● 次の課題:
(a) 夏のだるさに関する記事によると、今年、気象庁の予報用語として正式に決定した名称は何か答えよ。
(b) 夏のだるさに関する記事のうち「気温が上がるほど」で始まる段落を、主な事実を残して短くまとめよ。
(c) 夏のだるさに関する記事から、「気力が出ない、疲れが取れない」と「なっていることを実感します。」の間を、その両方の語句も含めて一字一句そのまま書き写せ。

猛暑の中、体のだるさがとれない……。それは、胃腸が弱っているせいかもしれません。食欲が出て、体のめぐりがよくなり、元気が戻ってくる、簡単で効果的な方法を伝授します(イラスト:末続あけみ 取材・文・構成:島田ゆかり)
だるさの原因は、「胃腸」にあり!?
気力が出ない、疲れが取れない。そんな「だるさ」のメカニズムと対処法について、Q&Aで石原新菜先生がアドバイス!
Q1) 夏にだるさを感じるのはなぜ?
A) 冷えと自律神経の乱れから、胃腸の働きが悪くなるのが原因です
今年、「酷暑日(最高気温40℃以上の日)」という名称が正式に気象庁の予報用語として決定しました。このことからも近年、夏の暑さがますます厳しくなっていることを実感します。
気温が上がるほど懸念されるのが、室内外の温度差です。熱中症対策としてエアコンの使用が推奨されるため、室内は25℃前後と涼しい一方、外は35℃を超える暑さで、その差は10℃以上になることも。
私たちの体は、暑い場所では熱を放出するため血管が拡張しますが、冷えた場所では血管が収縮。その切り替えを担っているのが自律神経のひとつ、交感神経です。寒暖差が激しいと、交感神経が忙しく働くことになり、緊張状態になります。その状態が長く続くと自律神経が疲弊し、だるさという症状になって表れるのです。
自律神経は胃腸の働きもコントロールしているので、自律神経が乱れると栄養の吸収や消化がうまくいかなくなり、食欲も低下してエネルギー不足に。胃腸の働きが低下すると血流が悪くなり、体が重く感じることにもつながります。「やる気が出ない」「なんとなくだるい」という夏バテは、「胃腸バテ」が原因のひとつと言えるでしょう。

● 演習データ:

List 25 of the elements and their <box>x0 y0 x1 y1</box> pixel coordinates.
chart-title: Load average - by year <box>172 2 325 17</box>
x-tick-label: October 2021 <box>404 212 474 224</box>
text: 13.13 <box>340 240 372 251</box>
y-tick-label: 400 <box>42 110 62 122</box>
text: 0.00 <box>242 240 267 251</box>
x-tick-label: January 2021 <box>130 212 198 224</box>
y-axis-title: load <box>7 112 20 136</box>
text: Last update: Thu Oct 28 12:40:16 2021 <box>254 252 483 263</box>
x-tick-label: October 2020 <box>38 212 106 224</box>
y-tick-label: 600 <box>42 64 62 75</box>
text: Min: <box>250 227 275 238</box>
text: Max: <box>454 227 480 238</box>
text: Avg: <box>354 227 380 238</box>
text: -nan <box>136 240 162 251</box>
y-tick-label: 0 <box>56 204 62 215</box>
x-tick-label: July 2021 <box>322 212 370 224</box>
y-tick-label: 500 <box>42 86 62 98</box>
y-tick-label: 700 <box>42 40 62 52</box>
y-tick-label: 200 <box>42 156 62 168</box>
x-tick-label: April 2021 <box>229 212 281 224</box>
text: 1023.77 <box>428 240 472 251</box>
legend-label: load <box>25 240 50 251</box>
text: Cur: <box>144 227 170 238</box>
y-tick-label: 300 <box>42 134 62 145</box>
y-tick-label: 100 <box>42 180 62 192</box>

● 各問の解答:
(a) 「酷暑日」(最高気温40℃以上の日)である。

(b) 気温が上がるほど室内外の温度差が懸念される。熱中症対策でエアコンを使うと室内は25℃前後だが、外は35℃を超え、差が10℃以上になることもある。

(c)
気力が出ない、疲れが取れない。そんな「だるさ」のメカニズムと対処法について、Q&Aで石原新菜先生がアドバイス!
Q1) 夏にだるさを感じるのはなぜ?
A) 冷えと自律神経の乱れから、胃腸の働きが悪くなるのが原因です
今年、「酷暑日(最高気温40℃以上の日)」という名称が正式に気象庁の予報用語として決定しました。このことからも近年、夏の暑さがますます厳しくなっていることを実感します。